**Data items:**
════════

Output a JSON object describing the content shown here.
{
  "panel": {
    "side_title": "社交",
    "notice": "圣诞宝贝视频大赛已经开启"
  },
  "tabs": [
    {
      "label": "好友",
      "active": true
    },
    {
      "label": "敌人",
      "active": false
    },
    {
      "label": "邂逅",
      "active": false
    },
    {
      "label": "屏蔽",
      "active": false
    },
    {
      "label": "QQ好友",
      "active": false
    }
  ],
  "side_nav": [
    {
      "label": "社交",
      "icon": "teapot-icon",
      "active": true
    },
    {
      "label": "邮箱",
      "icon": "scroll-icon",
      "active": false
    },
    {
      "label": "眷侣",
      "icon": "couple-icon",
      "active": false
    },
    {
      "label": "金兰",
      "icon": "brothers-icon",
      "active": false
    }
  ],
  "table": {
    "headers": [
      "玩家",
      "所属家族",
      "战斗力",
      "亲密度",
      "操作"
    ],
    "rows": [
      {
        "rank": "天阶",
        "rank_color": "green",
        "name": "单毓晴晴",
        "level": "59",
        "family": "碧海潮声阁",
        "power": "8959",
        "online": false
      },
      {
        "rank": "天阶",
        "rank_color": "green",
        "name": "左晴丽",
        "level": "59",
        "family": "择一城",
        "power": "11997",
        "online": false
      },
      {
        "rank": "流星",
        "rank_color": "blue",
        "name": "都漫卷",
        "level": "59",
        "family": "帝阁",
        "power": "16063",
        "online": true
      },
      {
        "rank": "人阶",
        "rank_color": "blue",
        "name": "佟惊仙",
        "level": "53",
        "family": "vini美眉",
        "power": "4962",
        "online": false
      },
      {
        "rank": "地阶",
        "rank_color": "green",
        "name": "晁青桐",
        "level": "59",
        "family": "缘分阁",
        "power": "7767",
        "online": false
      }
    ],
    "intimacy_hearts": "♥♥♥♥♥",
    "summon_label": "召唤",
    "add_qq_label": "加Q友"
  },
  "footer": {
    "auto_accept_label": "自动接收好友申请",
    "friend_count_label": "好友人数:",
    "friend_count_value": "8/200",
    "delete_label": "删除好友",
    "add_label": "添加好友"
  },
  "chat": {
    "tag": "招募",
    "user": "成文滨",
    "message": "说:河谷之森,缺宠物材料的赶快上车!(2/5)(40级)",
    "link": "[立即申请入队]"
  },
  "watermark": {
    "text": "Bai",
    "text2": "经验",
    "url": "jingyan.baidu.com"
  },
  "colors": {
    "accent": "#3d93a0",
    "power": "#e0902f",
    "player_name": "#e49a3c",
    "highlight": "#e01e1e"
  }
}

════════

**WHAT YOU NEED TO DO:** Reproduce every record, matching each line exactly.

**EXERCISE RESULT:**
Output a JSON object describing the content shown here.
{
  "panel": {
    "side_title": "社交",
    "notice": "圣诞宝贝视频大赛已经开启"
  },
  "tabs": [
    {
      "label": "好友",
      "active": true
    },
    {
      "label": "敌人",
      "active": false
    },
    {
      "label": "邂逅",
      "active": false
    },
    {
      "label": "屏蔽",
      "active": false
    },
    {
      "label": "QQ好友",
      "active": false
    }
  ],
  "side_nav": [
    {
      "label": "社交",
      "icon": "teapot-icon",
      "active": true
    },
    {
      "label": "邮箱",
      "icon": "scroll-icon",
      "active": false
    },
    {
      "label": "眷侣",
      "icon": "couple-icon",
      "active": false
    },
    {
      "label": "金兰",
      "icon": "brothers-icon",
      "active": false
    }
  ],
  "table": {
    "headers": [
      "玩家",
      "所属家族",
      "战斗力",
      "亲密度",
      "操作"
    ],
    "rows": [
      {
        "rank": "天阶",
        "rank_color": "green",
        "name": "单毓晴晴",
        "level": "59",
        "family": "碧海潮声阁",
        "power": "8959",
        "online": false
      },
      {
        "rank": "天阶",
        "rank_color": "green",
        "name": "左晴丽",
        "level": "59",
        "family": "择一城",
        "power": "11997",
        "online": false
      },
      {
        "rank": "流星",
        "rank_color": "blue",
        "name": "都漫卷",
        "level": "59",
        "family": "帝阁",
        "power": "16063",
        "online": true
      },
      {
        "rank": "人阶",
        "rank_color": "blue",
        "name": "佟惊仙",
        "level": "53",
        "family": "vini美眉",
        "power": "4962",
        "online": false
      },
      {
        "rank": "地阶",
        "rank_color": "green",
        "name": "晁青桐",
        "level": "59",
        "family": "缘分阁",
        "power": "7767",
        "online": false
      }
    ],
    "intimacy_hearts": "♥♥♥♥♥",
    "summon_label": "召唤",
    "add_qq_label": "加Q友"
  },
  "footer": {
    "auto_accept_label": "自动接收好友申请",
    "friend_count_label": "好友人数:",
    "friend_count_value": "8/200",
    "delete_label": "删除好友",
    "add_label": "添加好友"
  },
  "chat": {
    "tag": "招募",
    "user": "成文滨",
    "message": "说:河谷之森,缺宠物材料的赶快上车!(2/5)(40级)",
    "link": "[立即申请入队]"
  },
  "watermark": {
    "text": "Bai",
    "text2": "经验",
    "url": "jingyan.baidu.com"
  },
  "colors": {
    "accent": "#3d93a0",
    "power": "#e0902f",
    "player_name": "#e49a3c",
    "highlight": "#e01e1e"
  }
}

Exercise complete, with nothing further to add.